::: Listed records :::

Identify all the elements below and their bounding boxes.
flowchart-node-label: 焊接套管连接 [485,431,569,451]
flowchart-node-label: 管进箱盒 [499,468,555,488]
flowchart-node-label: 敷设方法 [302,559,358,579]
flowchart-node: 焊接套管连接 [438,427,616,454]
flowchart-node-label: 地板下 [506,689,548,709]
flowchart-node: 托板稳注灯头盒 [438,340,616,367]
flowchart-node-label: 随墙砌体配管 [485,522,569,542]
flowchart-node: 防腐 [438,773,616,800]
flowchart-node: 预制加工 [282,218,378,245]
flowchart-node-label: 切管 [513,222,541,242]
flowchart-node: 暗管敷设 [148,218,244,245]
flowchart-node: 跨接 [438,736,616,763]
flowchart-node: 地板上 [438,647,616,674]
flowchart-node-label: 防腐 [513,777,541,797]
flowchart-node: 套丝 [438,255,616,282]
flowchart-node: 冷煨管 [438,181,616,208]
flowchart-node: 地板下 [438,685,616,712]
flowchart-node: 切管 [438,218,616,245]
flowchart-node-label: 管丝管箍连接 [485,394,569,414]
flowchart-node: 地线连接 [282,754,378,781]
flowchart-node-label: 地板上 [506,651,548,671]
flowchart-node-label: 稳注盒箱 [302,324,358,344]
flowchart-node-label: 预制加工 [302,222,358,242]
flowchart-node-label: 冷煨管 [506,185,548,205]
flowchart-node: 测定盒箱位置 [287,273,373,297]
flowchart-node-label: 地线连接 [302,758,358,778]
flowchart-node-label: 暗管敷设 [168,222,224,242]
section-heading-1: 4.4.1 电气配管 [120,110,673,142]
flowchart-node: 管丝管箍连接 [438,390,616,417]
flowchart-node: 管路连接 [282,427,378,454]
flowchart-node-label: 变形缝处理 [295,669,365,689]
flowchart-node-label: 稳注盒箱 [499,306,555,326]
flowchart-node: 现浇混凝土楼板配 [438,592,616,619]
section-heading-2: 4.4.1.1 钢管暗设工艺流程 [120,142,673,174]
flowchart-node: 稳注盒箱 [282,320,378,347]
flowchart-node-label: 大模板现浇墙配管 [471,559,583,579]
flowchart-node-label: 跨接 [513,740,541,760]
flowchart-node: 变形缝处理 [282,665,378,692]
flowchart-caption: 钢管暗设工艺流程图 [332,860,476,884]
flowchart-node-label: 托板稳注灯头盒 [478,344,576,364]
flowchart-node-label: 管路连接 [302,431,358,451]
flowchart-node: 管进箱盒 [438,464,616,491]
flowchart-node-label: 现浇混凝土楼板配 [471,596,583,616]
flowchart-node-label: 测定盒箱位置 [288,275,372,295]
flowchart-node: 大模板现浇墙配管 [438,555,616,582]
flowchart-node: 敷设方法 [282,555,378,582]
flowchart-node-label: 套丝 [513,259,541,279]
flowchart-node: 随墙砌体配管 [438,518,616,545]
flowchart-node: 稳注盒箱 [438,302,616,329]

:::

__Problem requirements__.
Print every line of the material above word for word, changing nothing.

__Solved exercise__.
Identify all the elements below and their bounding boxes.
flowchart-node-label: 焊接套管连接 [485,431,569,451]
flowchart-node-label: 管进箱盒 [499,468,555,488]
flowchart-node-label: 敷设方法 [302,559,358,579]
flowchart-node: 焊接套管连接 [438,427,616,454]
flowchart-node-label: 地板下 [506,689,548,709]
flowchart-node: 托板稳注灯头盒 [438,340,616,367]
flowchart-node-label: 随墙砌体配管 [485,522,569,542]
flowchart-node: 防腐 [438,773,616,800]
flowchart-node: 预制加工 [282,218,378,245]
flowchart-node-label: 切管 [513,222,541,242]
flowchart-node: 暗管敷设 [148,218,244,245]
flowchart-node: 跨接 [438,736,616,763]
flowchart-node: 地板上 [438,647,616,674]
flowchart-node-label: 防腐 [513,777,541,797]
flowchart-node: 套丝 [438,255,616,282]
flowchart-node: 冷煨管 [438,181,616,208]
flowchart-node: 地板下 [438,685,616,712]
flowchart-node: 切管 [438,218,616,245]
flowchart-node-label: 管丝管箍连接 [485,394,569,414]
flowchart-node: 地线连接 [282,754,378,781]
flowchart-node-label: 地板上 [506,651,548,671]
flowchart-node-label: 稳注盒箱 [302,324,358,344]
flowchart-node-label: 预制加工 [302,222,358,242]
flowchart-node-label: 冷煨管 [506,185,548,205]
flowchart-node: 测定盒箱位置 [287,273,373,297]
flowchart-node-label: 地线连接 [302,758,358,778]
flowchart-node-label: 暗管敷设 [168,222,224,242]
section-heading-1: 4.4.1 电气配管 [120,110,673,142]
flowchart-node: 管丝管箍连接 [438,390,616,417]
flowchart-node: 管路连接 [282,427,378,454]
flowchart-node-label: 变形缝处理 [295,669,365,689]
flowchart-node-label: 稳注盒箱 [499,306,555,326]
flowchart-node: 现浇混凝土楼板配 [438,592,616,619]
section-heading-2: 4.4.1.1 钢管暗设工艺流程 [120,142,673,174]
flowchart-node: 稳注盒箱 [282,320,378,347]
flowchart-node-label: 大模板现浇墙配管 [471,559,583,579]
flowchart-node-label: 跨接 [513,740,541,760]
flowchart-node: 变形缝处理 [282,665,378,692]
flowchart-caption: 钢管暗设工艺流程图 [332,860,476,884]
flowchart-node-label: 托板稳注灯头盒 [478,344,576,364]
flowchart-node-label: 管路连接 [302,431,358,451]
flowchart-node: 管进箱盒 [438,464,616,491]
flowchart-node-label: 现浇混凝土楼板配 [471,596,583,616]
flowchart-node-label: 测定盒箱位置 [288,275,372,295]
flowchart-node: 大模板现浇墙配管 [438,555,616,582]
flowchart-node: 敷设方法 [282,555,378,582]
flowchart-node-label: 套丝 [513,259,541,279]
flowchart-node: 随墙砌体配管 [438,518,616,545]
flowchart-node: 稳注盒箱 [438,302,616,329]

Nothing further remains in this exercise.